TASK DIRECTIONS – Scan the records below and copy every line that contains the string "their".

DATA UNDER STUDY –
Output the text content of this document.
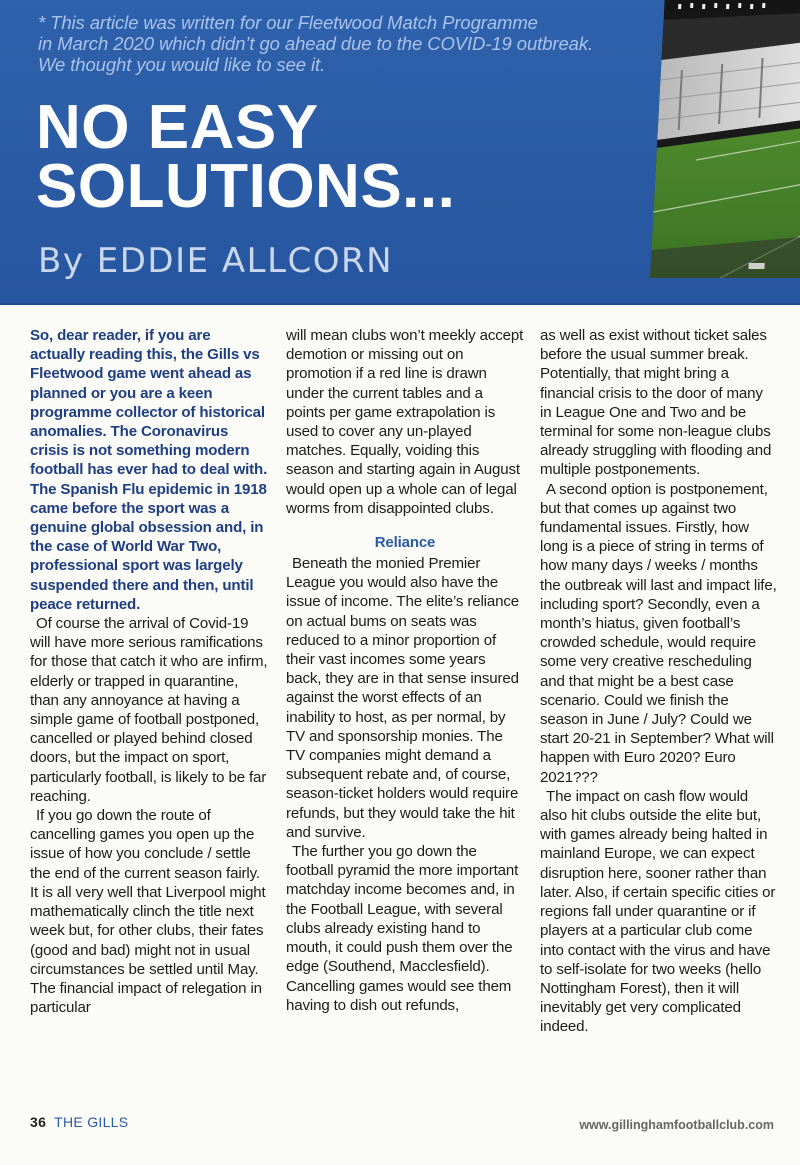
* This article was written for our Fleetwood Match Programme

in March 2020 which didn’t go ahead due to the COVID-19 outbreak.

We thought you would like to see it.

NO EASY
SOLUTIONS...
By EDDIE ALLCORN

So, dear reader, if you are actually reading this, the Gills vs Fleetwood game went ahead as planned or you are a keen programme collector of historical anomalies. The Coronavirus crisis is not something modern football has ever had to deal with. The Spanish Flu epidemic in 1918 came before the sport was a genuine global obsession and, in the case of World War Two, professional sport was largely suspended there and then, until peace returned.

Of course the arrival of Covid-19 will have more serious ramifications for those that catch it who are infirm, elderly or trapped in quarantine, than any annoyance at having a simple game of football postponed, cancelled or played behind closed doors, but the impact on sport, particularly football, is likely to be far reaching.

If you go down the route of cancelling games you open up the issue of how you conclude / settle the end of the current season fairly. It is all very well that Liverpool might mathematically clinch the title next week but, for other clubs, their fates (good and bad) might not in usual circumstances be settled until May. The financial impact of relegation in particular

will mean clubs won’t meekly accept demotion or missing out on promotion if a red line is drawn under the current tables and a points per game extrapolation is used to cover any un-played matches. Equally, voiding this season and starting again in August would open up a whole can of legal worms from disappointed clubs.

Reliance

Beneath the monied Premier League you would also have the issue of income. The elite’s reliance on actual bums on seats was reduced to a minor proportion of their vast incomes some years back, they are in that sense insured against the worst effects of an inability to host, as per normal, by TV and sponsorship monies. The TV companies might demand a subsequent rebate and, of course, season-ticket holders would require refunds, but they would take the hit and survive.

The further you go down the football pyramid the more important matchday income becomes and, in the Football League, with several clubs already existing hand to mouth, it could push them over the edge (Southend, Macclesfield). Cancelling games would see them having to dish out refunds,

as well as exist without ticket sales before the usual summer break. Potentially, that might bring a financial crisis to the door of many in League One and Two and be terminal for some non-league clubs already struggling with flooding and multiple postponements.

A second option is postponement, but that comes up against two fundamental issues. Firstly, how long is a piece of string in terms of how many days / weeks / months the outbreak will last and impact life, including sport? Secondly, even a month’s hiatus, given football’s crowded schedule, would require some very creative rescheduling and that might be a best case scenario. Could we finish the season in June / July? Could we start 20-21 in September? What will happen with Euro 2020? Euro 2021???

The impact on cash flow would also hit clubs outside the elite but, with games already being halted in mainland Europe, we can expect disruption here, sooner rather than later. Also, if certain specific cities or regions fall under quarantine or if players at a particular club come into contact with the virus and have to self-isolate for two weeks (hello Nottingham Forest), then it will inevitably get very complicated indeed.

36 THE GILLS	www.gillinghamfootballclub.com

RESPONSE AREA –
If you go down the route of cancelling games you open up the issue of how you conclude / settle the end of the current season fairly. It is all very well that Liverpool might mathematically clinch the title next week but, for other clubs, their fates (good and bad) might not in usual circumstances be settled until May. The financial impact of relegation in particular
Beneath the monied Premier League you would also have the issue of income. The elite’s reliance on actual bums on seats was reduced to a minor proportion of their vast incomes some years back, they are in that sense insured against the worst effects of an inability to host, as per normal, by TV and sponsorship monies. The TV companies might demand a subsequent rebate and, of course, season-ticket holders would require refunds, but they would take the hit and survive.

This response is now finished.